Teks Kutipan:
Selasa 05 Aug 2014 14:43 WIB

Momentum Emas Jokowi-JK untuk Berbuat Maksimal

Professor Ahmad Syafii Maarif
Foto: Republika/Daan
Professor Ahmad Syafii Maarif

REPUBLIKA.CO.ID, Oleh: Ahmad Syafii Maarif

Jika saya katakan bahwa Kabinet Jokowi-JK harus berbuat maksimal pada masa pemerintahannya untuk membela rakyat kecil, janganlah ditafsirkan pemerintah-pemerintah terdahulu tidak membela rakyat. Semuanya telah berbuat, tetapi sama sekali tidak maksimal, dan mungkin kurang serius dengan berbagai alasan dan pertimbangan. Melihat tipe Jokowi-JK yang sederhana dan merakyat, walaupun berasal dari kelas pengusaha, tidaklah berlebihan bila Resonansi ini punya harapan besar kepada mereka. Yang namanya rakyat jelata, tuntutan mereka juga bersifat jelata: jika sudah cukup sandang, pangan, papan, beaya kesehatan, dan beaya pendidikan, mereka sudah amat bahagia. Mereka tidak _neko-neko_. Do’a mereka untuk pemimpin yang jujur dan peduli siapa tahu akan langsung didengar Allah.

Kecuali TKI yang sudah biasa naik pesawat untuk menyabung nyawa ke negeri orang, sebagian besar rakyat jelata Indonesia baru sebatas mendengar bunyi mesin pesawat yang gemuruh sambil melihat bentuk pesawat yang sedang melaju tinggi di atas kepalanya. Orang kampung saya Sumpur Kudus, bisa dihitung dengan jari yang sudah merasakan bagaimana rasanya terbang dalam pesawat itu. Bagi rakyat jelata, jalur udara adalah sebuah kemewahan. Sebagian besar rakyat jelata ini tidak banyak mengalami perbaikan nasib sejak dari nenek moyangnya ratusan tahun yang silam.Tengoklah para buruh tani, nelayan, buruh kota, guritan nasib terpancang jelas di wajahnya, wajah yang sarat dengan beban hidup. Tetapi mereka adalah warga negara Indonesia yang sah, sama sahnya dengan warga negara yang telah amat diuntungkan oleh pertumbuhan ekonomi nasional yang belum berpihak kepada rakyat kecil.

Catatan Tersimpan:

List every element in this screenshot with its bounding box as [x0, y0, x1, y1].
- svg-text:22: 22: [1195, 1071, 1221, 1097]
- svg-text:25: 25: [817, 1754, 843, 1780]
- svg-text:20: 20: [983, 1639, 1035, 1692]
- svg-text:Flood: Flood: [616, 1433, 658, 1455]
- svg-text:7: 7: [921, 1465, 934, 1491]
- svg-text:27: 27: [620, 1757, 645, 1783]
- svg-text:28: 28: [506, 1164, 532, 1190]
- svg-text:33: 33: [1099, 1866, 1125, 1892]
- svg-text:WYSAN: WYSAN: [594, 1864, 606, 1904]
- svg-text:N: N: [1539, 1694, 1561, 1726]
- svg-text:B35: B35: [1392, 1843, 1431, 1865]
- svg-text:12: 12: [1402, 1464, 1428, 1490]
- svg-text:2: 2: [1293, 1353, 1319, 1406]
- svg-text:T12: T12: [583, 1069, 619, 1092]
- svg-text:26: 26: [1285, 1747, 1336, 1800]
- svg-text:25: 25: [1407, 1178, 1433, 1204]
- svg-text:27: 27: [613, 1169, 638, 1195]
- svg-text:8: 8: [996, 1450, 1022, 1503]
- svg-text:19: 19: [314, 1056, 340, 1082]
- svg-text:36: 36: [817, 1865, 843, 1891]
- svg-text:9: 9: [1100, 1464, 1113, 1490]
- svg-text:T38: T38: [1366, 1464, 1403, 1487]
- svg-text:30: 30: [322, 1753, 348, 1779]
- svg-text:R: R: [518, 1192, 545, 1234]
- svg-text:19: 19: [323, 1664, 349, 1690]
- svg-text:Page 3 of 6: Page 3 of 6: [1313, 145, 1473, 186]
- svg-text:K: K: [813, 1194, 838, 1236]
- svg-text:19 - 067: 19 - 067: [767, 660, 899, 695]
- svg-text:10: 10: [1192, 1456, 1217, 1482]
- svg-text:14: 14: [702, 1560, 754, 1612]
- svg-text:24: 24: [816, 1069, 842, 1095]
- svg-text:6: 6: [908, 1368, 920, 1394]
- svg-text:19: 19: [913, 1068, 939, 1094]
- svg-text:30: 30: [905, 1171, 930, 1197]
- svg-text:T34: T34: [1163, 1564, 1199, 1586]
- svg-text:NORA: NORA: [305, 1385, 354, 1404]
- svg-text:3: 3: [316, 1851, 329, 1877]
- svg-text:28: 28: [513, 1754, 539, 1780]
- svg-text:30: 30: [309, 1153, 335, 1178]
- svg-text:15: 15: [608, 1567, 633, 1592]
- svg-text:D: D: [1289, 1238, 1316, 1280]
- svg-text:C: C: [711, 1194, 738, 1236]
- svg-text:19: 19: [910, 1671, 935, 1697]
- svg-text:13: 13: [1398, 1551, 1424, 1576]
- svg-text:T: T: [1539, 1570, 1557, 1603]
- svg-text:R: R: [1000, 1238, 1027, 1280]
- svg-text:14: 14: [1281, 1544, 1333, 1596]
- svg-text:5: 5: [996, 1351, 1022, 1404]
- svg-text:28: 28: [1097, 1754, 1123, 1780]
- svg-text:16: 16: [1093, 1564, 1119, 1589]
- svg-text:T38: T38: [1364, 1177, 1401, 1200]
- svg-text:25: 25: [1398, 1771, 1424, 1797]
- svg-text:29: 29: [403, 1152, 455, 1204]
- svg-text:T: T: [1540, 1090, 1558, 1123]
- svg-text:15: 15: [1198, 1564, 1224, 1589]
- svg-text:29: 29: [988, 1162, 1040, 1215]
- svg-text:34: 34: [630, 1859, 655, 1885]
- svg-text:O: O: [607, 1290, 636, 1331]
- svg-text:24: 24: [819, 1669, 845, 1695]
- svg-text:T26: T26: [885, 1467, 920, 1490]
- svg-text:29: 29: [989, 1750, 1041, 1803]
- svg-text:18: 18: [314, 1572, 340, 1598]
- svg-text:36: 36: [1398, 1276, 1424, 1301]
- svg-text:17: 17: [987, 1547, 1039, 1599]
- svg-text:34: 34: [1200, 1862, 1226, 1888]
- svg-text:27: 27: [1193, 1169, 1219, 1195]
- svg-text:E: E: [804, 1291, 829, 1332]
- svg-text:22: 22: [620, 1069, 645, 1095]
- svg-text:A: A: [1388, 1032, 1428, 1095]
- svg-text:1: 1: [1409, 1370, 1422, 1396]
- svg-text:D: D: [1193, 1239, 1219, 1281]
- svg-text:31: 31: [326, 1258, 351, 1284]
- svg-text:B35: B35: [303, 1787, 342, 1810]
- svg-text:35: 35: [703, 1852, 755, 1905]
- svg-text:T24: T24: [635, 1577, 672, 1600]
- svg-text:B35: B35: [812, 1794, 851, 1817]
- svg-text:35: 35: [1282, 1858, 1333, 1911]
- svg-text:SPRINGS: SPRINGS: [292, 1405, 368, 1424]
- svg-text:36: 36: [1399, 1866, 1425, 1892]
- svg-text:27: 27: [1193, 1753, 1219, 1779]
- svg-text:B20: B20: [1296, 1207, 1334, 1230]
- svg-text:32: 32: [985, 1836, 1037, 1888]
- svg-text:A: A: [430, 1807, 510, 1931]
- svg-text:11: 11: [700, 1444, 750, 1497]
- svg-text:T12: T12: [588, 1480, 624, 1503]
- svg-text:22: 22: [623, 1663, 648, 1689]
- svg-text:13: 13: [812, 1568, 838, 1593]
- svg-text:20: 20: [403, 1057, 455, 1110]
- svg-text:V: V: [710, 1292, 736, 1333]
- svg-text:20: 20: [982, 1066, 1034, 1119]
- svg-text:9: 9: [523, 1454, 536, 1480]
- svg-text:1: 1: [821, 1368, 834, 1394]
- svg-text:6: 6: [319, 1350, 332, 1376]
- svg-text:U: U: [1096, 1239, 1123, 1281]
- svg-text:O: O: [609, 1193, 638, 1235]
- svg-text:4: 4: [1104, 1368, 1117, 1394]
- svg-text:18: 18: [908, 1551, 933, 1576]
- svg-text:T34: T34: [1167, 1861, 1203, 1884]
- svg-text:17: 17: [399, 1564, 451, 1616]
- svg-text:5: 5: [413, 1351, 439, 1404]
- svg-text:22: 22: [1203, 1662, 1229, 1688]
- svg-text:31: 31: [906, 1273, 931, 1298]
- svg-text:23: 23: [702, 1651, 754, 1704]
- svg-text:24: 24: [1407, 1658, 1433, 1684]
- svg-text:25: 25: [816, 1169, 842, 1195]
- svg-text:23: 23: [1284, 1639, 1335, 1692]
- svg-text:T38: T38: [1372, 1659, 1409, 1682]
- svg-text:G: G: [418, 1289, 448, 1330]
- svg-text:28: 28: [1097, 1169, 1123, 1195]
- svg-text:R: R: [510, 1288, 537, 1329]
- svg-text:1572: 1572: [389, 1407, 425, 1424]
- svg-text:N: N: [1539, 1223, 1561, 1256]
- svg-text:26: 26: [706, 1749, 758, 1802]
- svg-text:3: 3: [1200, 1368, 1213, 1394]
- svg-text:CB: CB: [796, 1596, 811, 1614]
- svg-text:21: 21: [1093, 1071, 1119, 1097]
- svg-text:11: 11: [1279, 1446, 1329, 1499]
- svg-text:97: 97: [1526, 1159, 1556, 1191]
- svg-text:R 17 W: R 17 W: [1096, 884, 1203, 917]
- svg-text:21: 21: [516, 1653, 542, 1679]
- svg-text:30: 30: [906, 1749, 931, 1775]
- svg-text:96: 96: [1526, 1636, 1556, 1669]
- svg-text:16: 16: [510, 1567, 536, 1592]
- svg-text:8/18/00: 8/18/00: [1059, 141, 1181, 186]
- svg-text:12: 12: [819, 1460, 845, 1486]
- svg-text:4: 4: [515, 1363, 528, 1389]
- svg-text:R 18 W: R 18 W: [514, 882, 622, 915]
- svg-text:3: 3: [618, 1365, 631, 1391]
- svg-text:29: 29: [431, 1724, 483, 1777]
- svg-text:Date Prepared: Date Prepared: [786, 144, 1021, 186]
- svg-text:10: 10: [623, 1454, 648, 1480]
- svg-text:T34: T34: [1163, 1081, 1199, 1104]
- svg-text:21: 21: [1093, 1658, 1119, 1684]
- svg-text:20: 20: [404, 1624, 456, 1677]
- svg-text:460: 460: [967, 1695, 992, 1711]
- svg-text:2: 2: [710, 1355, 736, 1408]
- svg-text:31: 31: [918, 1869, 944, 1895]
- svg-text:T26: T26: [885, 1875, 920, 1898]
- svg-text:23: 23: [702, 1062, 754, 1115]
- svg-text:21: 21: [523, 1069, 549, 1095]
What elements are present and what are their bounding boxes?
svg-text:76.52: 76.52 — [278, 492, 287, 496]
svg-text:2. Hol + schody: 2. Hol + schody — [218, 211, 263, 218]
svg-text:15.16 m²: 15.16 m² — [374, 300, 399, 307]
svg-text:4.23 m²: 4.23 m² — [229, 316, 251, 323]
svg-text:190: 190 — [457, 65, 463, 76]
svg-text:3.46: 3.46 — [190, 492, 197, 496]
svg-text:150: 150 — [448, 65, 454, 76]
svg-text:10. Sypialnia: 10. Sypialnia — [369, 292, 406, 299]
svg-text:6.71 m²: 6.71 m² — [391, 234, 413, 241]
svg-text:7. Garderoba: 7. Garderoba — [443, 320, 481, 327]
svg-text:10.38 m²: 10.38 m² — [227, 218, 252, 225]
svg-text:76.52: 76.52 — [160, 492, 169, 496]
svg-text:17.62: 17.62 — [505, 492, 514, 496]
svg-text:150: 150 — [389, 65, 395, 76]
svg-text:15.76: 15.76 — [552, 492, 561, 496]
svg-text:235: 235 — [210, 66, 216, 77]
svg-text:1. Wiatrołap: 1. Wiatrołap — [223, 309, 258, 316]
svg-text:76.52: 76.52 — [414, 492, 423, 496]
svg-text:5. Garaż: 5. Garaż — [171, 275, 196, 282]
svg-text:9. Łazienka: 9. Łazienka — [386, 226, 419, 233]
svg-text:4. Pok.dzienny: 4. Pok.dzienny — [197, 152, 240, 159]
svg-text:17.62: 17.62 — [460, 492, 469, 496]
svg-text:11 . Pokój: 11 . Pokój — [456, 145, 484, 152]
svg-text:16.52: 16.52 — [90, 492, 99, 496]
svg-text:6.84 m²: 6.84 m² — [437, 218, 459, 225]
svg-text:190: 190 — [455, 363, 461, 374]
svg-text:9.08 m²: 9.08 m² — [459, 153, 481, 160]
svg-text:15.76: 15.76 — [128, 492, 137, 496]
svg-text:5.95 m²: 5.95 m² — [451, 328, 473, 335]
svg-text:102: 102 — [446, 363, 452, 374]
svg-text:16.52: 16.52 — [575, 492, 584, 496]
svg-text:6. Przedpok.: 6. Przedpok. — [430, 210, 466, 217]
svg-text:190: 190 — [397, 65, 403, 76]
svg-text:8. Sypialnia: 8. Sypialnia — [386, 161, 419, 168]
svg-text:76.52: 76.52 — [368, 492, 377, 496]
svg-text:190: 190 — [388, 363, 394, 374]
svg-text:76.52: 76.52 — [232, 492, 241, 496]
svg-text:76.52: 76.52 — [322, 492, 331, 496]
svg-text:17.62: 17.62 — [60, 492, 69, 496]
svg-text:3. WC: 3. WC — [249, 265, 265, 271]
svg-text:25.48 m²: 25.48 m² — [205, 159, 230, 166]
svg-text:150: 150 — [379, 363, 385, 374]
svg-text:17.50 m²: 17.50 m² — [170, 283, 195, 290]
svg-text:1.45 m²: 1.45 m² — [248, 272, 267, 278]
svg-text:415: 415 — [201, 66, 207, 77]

Soal Latihan:
1) Menurut teks kutipan tentang harapan kepada Jokowi-JK, apa nama kampung penulisnya?
2) Susun baris-baris catatan sebagai daftar JSON berisi string, satu string untuk setiap baris, tanpa baris kosong. Mulailah dari awal catatan dan berhentilah pada baris yang memuat "- svg-text:19: 19: [314, 1056, 340, 1082]", kedua ujungnya termasuk.

Jawaban Soal:
1) Sumpur Kudus.

2)
[
  "List every element in this screenshot with its bounding box as [x0, y0, x1, y1].",
  "- svg-text:22: 22: [1195, 1071, 1221, 1097]",
  "- svg-text:25: 25: [817, 1754, 843, 1780]",
  "- svg-text:20: 20: [983, 1639, 1035, 1692]",
  "- svg-text:Flood: Flood: [616, 1433, 658, 1455]",
  "- svg-text:7: 7: [921, 1465, 934, 1491]",
  "- svg-text:27: 27: [620, 1757, 645, 1783]",
  "- svg-text:28: 28: [506, 1164, 532, 1190]",
  "- svg-text:33: 33: [1099, 1866, 1125, 1892]",
  "- svg-text:WYSAN: WYSAN: [594, 1864, 606, 1904]",
  "- svg-text:N: N: [1539, 1694, 1561, 1726]",
  "- svg-text:B35: B35: [1392, 1843, 1431, 1865]",
  "- svg-text:12: 12: [1402, 1464, 1428, 1490]",
  "- svg-text:2: 2: [1293, 1353, 1319, 1406]",
  "- svg-text:T12: T12: [583, 1069, 619, 1092]",
  "- svg-text:26: 26: [1285, 1747, 1336, 1800]",
  "- svg-text:25: 25: [1407, 1178, 1433, 1204]",
  "- svg-text:27: 27: [613, 1169, 638, 1195]",
  "- svg-text:8: 8: [996, 1450, 1022, 1503]",
  "- svg-text:19: 19: [314, 1056, 340, 1082]"
]